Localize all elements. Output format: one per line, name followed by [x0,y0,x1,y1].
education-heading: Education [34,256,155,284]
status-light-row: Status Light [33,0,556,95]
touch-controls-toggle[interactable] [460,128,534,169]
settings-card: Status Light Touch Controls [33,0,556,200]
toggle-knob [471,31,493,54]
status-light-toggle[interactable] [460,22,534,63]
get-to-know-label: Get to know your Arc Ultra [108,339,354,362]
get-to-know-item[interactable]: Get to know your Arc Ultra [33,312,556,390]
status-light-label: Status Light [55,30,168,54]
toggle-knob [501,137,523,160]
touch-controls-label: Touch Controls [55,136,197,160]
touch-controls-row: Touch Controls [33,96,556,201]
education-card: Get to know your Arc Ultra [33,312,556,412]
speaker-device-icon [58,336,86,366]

——

> **WHAT YOU SHOULD DO**:
Select and copy every line of the records that contains the string "label"; case counts.

> **RIGHT ANSWER**:
get-to-know-label: Get to know your Arc Ultra [108,339,354,362]
status-light-label: Status Light [55,30,168,54]
touch-controls-label: Touch Controls [55,136,197,160]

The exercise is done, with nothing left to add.